→ Objective
From the records below, extract every line that contains the string "labels", matching case exactly.

Spatial annotation records:
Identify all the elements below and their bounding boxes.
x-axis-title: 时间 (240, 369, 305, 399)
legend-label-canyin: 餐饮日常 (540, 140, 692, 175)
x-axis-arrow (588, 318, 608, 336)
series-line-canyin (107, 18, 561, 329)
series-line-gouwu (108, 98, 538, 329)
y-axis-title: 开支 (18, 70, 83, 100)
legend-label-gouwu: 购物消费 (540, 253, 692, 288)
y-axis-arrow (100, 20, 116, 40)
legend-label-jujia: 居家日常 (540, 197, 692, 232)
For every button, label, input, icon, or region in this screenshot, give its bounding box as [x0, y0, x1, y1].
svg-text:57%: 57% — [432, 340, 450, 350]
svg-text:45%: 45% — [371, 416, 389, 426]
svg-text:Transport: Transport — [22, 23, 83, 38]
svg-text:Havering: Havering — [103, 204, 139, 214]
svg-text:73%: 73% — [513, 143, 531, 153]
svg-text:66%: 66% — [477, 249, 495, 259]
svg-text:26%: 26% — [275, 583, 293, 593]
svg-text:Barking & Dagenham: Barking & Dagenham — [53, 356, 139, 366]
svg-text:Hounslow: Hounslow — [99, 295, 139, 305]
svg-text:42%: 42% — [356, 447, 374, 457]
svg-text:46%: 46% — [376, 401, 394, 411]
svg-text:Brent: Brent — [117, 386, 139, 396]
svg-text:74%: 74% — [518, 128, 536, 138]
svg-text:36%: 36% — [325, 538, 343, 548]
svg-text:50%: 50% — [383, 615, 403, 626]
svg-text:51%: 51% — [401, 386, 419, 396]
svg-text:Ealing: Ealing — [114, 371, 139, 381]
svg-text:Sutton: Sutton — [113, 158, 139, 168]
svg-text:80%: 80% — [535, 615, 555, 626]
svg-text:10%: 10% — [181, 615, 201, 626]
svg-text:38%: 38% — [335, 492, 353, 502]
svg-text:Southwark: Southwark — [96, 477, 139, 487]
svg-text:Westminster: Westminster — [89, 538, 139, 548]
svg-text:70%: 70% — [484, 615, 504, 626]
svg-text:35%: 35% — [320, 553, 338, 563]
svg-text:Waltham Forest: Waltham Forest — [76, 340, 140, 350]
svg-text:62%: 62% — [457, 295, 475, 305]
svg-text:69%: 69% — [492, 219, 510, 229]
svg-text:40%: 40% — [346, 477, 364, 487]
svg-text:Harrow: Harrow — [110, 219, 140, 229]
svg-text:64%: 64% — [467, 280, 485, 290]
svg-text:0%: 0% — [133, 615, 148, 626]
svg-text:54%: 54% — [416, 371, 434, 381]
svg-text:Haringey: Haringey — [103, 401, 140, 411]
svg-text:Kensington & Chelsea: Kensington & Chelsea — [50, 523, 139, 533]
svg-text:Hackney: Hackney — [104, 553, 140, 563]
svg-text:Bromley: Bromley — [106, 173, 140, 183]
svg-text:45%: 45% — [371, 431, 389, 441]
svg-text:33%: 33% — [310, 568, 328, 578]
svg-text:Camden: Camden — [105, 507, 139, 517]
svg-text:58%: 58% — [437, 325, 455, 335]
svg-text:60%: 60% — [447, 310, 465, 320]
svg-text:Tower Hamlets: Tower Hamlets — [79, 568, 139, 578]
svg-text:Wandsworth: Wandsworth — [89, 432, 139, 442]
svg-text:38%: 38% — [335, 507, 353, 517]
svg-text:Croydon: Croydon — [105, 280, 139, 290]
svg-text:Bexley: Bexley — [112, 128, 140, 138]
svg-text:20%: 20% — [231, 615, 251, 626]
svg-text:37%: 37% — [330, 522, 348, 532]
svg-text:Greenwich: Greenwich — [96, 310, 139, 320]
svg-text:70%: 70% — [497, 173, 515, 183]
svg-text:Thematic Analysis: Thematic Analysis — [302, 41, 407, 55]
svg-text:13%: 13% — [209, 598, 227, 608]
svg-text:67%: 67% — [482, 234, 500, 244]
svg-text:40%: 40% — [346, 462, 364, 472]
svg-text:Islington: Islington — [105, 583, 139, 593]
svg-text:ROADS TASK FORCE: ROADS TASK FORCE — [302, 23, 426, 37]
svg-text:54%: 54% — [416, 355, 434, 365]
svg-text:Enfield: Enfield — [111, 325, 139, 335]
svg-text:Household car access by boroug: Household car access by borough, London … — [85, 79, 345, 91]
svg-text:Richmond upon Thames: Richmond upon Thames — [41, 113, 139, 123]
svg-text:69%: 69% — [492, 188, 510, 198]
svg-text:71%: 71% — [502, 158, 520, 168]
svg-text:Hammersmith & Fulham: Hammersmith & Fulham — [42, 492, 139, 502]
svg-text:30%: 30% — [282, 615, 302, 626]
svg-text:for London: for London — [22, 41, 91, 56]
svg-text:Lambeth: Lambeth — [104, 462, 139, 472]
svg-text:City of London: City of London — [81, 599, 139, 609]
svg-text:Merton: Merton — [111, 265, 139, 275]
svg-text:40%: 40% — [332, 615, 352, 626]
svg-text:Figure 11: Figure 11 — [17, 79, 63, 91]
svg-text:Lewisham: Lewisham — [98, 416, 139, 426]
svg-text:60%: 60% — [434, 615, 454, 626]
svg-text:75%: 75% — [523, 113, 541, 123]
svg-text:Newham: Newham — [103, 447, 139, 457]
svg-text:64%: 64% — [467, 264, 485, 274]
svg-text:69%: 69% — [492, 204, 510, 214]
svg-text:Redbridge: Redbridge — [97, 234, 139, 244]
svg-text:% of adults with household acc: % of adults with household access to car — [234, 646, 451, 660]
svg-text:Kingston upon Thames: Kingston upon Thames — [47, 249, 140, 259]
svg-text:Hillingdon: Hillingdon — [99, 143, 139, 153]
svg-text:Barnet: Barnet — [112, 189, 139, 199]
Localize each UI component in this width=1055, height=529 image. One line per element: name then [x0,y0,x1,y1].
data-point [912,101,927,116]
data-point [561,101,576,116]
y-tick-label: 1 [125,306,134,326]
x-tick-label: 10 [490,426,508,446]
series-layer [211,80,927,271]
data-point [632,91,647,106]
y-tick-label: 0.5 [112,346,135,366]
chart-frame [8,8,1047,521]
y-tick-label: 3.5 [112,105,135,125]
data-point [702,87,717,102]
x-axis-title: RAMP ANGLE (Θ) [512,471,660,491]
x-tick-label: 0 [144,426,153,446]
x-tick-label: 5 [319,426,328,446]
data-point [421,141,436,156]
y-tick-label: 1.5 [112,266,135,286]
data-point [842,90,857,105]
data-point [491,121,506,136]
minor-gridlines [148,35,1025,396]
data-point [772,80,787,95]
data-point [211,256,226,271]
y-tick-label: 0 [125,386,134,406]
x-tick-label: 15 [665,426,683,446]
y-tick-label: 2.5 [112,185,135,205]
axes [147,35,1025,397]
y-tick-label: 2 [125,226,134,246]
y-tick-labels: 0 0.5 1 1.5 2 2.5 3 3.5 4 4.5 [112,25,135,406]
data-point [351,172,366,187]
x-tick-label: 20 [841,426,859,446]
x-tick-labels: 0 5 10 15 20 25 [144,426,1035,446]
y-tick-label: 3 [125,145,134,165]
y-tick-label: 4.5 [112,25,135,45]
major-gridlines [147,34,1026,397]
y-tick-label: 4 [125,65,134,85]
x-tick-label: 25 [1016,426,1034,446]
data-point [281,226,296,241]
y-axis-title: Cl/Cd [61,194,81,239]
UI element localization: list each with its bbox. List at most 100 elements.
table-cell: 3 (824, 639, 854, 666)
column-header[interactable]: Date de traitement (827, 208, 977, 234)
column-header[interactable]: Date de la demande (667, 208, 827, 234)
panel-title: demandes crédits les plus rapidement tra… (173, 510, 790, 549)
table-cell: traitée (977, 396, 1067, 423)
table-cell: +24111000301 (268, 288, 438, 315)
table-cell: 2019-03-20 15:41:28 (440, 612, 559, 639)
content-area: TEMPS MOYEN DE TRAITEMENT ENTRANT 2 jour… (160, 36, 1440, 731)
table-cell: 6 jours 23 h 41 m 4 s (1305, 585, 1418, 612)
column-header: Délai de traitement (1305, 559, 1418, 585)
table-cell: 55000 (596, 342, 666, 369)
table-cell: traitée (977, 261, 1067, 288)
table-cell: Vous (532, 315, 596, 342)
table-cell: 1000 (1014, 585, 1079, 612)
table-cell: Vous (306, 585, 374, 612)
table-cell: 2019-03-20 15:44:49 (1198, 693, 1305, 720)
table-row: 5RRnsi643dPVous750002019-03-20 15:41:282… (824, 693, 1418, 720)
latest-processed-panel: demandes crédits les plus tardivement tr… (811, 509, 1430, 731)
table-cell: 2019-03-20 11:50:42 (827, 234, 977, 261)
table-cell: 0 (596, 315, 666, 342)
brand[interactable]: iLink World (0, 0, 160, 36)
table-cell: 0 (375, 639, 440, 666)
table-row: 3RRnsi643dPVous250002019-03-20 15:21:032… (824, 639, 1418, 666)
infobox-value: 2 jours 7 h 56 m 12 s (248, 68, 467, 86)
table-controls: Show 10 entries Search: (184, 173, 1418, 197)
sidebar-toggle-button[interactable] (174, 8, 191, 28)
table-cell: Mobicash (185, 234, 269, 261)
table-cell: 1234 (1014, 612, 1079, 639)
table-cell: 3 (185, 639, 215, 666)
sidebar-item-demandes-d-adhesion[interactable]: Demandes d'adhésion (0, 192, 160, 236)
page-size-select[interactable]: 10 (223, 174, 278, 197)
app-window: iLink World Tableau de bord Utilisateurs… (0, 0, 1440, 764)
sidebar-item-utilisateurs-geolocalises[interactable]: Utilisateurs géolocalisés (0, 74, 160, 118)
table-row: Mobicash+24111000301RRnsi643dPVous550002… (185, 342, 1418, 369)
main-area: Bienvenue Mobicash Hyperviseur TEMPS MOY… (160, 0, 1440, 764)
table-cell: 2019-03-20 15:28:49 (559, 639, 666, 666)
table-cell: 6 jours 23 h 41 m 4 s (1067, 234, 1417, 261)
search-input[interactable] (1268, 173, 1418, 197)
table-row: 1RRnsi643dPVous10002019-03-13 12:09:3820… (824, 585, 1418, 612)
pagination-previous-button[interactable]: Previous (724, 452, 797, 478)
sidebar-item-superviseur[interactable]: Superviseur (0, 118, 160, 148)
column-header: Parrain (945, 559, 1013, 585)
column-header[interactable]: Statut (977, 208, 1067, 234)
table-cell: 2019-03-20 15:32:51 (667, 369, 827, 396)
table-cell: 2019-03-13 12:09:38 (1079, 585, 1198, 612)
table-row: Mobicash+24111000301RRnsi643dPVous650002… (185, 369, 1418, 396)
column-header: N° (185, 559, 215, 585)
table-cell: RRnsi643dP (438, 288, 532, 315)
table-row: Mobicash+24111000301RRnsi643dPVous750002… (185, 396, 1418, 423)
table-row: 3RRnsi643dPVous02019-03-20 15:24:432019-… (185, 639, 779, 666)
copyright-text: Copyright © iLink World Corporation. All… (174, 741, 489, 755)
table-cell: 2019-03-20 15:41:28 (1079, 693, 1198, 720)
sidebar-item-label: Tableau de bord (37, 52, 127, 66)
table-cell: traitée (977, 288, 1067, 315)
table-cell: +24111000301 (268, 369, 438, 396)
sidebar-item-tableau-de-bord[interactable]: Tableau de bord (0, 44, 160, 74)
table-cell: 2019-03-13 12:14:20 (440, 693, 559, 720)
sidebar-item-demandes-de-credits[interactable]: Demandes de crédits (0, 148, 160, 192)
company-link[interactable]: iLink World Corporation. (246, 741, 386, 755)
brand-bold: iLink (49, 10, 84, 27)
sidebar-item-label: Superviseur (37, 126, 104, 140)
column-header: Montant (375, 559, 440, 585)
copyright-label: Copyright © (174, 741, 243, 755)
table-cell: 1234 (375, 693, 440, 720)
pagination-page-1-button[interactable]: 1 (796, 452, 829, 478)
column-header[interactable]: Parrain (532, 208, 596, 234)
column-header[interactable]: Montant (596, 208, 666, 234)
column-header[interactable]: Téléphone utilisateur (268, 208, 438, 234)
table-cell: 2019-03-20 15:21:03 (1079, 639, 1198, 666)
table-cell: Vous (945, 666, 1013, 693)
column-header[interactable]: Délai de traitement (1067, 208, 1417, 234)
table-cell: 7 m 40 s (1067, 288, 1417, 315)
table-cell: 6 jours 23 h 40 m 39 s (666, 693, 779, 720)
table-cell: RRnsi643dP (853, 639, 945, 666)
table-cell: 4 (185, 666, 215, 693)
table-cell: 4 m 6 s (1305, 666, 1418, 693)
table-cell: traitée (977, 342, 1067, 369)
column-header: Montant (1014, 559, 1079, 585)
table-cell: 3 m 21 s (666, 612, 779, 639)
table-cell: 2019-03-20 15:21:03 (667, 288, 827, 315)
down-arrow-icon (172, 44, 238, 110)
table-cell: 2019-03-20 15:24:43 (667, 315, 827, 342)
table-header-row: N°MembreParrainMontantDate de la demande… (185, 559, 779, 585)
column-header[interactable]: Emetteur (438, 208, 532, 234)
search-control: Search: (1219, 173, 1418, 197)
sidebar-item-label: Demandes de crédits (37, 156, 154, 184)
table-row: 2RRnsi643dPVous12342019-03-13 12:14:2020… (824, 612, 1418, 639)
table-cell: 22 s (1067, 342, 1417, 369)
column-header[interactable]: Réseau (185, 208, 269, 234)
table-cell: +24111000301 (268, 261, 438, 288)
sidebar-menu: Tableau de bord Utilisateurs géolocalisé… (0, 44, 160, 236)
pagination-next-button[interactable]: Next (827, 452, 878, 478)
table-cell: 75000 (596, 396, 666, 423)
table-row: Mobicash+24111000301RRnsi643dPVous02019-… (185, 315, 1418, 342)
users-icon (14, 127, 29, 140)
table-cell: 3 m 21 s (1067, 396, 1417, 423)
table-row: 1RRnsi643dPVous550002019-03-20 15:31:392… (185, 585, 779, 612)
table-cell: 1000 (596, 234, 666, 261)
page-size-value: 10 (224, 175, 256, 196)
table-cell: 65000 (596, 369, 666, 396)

→ Reply
y-tick-labels: 0 0.5 1 1.5 2 2.5 3 3.5 4 4.5 [112,25,135,406]
x-tick-labels: 0 5 10 15 20 25 [144,426,1035,446]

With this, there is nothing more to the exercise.